The problem ▸ Filter the data for lines with the word "distortion", then copy every line so identified.

Dataset excerpts ▸
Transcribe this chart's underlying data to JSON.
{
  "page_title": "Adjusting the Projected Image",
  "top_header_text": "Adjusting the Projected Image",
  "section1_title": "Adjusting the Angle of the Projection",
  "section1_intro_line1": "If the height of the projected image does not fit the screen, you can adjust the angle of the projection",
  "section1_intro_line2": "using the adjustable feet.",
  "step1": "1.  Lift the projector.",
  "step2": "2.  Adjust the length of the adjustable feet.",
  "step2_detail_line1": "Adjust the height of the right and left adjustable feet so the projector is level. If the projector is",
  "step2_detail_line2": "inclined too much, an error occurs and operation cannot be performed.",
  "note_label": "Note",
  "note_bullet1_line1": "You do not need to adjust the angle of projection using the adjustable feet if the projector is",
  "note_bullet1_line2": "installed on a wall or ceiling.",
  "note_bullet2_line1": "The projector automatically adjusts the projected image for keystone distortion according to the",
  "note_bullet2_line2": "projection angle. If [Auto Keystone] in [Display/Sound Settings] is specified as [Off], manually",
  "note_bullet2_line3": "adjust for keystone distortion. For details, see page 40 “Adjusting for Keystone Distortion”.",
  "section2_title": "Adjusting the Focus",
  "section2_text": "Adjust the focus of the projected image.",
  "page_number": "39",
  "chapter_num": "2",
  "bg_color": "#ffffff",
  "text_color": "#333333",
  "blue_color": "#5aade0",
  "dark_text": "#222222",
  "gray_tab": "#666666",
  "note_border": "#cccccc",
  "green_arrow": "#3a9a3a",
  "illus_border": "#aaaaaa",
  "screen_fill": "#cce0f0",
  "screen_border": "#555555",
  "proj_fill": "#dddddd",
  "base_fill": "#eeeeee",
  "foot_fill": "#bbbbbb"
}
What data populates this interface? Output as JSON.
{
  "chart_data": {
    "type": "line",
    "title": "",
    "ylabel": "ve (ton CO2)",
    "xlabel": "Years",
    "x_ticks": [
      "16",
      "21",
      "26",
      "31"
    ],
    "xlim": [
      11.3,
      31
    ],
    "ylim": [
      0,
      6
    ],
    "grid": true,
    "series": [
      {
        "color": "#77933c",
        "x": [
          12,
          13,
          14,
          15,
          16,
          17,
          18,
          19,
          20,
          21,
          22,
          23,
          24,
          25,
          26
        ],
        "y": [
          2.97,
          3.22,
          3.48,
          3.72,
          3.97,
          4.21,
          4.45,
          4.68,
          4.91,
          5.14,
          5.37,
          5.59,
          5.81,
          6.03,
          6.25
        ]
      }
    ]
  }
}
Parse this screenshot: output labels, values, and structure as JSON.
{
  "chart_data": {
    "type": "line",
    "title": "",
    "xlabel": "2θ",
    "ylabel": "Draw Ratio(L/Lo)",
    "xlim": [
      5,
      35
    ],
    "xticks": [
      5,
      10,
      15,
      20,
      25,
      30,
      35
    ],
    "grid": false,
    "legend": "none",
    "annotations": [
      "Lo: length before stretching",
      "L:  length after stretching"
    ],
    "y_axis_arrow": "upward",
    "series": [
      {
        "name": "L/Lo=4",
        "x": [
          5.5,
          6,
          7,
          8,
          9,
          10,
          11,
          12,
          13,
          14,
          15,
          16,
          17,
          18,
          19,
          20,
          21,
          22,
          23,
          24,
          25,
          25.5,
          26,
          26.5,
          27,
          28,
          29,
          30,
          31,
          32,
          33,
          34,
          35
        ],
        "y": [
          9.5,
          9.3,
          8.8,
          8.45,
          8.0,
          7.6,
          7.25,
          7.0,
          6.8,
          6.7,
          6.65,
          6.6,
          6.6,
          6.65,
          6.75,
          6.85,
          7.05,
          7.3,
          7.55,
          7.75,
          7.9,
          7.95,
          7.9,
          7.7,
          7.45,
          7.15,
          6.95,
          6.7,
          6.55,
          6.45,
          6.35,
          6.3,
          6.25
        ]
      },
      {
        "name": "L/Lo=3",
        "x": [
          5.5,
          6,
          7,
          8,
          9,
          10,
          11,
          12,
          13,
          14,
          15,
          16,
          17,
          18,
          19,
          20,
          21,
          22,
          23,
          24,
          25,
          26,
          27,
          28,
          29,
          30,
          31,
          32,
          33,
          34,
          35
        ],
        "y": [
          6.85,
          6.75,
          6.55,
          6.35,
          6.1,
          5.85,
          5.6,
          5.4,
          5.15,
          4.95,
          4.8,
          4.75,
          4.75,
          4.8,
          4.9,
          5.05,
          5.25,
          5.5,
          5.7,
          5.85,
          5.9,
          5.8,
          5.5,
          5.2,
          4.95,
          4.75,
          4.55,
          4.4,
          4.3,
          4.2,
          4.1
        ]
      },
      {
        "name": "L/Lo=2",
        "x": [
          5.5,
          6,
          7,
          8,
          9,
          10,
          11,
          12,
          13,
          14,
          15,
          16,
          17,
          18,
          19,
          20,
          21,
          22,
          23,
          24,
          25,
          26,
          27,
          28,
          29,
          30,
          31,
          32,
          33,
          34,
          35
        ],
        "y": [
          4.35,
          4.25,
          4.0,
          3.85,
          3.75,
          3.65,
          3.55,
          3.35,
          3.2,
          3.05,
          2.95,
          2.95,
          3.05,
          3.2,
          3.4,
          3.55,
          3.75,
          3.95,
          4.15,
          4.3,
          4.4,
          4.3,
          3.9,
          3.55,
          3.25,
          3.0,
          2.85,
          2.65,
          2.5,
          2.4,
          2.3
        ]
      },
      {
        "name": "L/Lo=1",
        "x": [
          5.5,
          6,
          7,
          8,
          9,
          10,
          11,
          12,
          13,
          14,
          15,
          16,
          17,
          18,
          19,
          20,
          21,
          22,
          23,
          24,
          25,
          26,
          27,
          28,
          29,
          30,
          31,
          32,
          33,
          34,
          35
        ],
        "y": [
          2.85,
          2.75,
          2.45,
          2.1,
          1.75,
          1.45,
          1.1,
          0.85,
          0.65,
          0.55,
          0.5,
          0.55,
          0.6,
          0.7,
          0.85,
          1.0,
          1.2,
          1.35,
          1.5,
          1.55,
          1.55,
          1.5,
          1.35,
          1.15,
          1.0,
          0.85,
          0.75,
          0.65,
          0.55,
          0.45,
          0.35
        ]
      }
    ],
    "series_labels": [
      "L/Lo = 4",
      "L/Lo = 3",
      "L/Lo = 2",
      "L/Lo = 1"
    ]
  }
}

Exercise response ▸
  "note_bullet2_line1": "The projector automatically adjusts the projected image for keystone distortion according to the",
  "note_bullet2_line3": "adjust for keystone distortion. For details, see page 40 “Adjusting for Keystone Distortion”.",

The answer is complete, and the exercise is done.